Give only the number of lines in these records that contain the word "handle".
-- Begin Records supplied --
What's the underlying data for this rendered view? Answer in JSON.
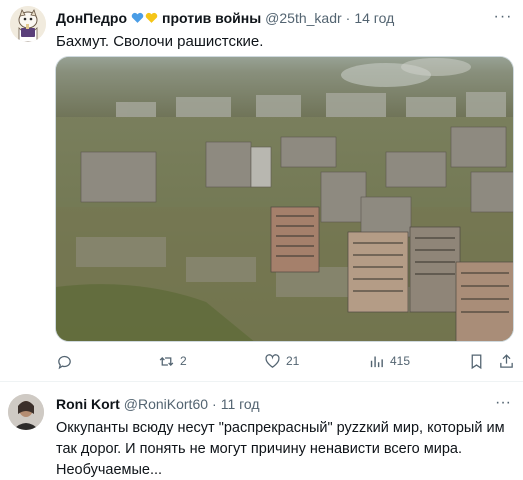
{
  "tweet": {
    "author_name": "ДонПедро",
    "author_name_suffix": "против войны",
    "handle": "@25th_kadr",
    "separator": "·",
    "time": "14 год",
    "text": "Бахмут. Сволочи рашистские.",
    "more": "···",
    "colors": {
      "heart_blue": "#4a9de6",
      "heart_yellow": "#f5c518"
    },
    "stats": {
      "replies": "",
      "retweets": "2",
      "likes": "21",
      "views": "415"
    }
  },
  "reply": {
    "author_name": "Roni Kort",
    "handle": "@RoniKort60",
    "separator": "·",
    "time": "11 год",
    "more": "···",
    "text": "Оккупанты всюду несут \"распрекрасный\" руzzкий мир, который им так дорог. И понять не могут причину ненависти всего мира. Необучаемые..."
  },
  "icons": {
    "reply": "comment-icon",
    "retweet": "retweet-icon",
    "like": "heart-icon",
    "views": "views-icon",
    "bookmark": "bookmark-icon",
    "share": "share-icon"
  }
}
-- End Records supplied --
**Complete output:**
2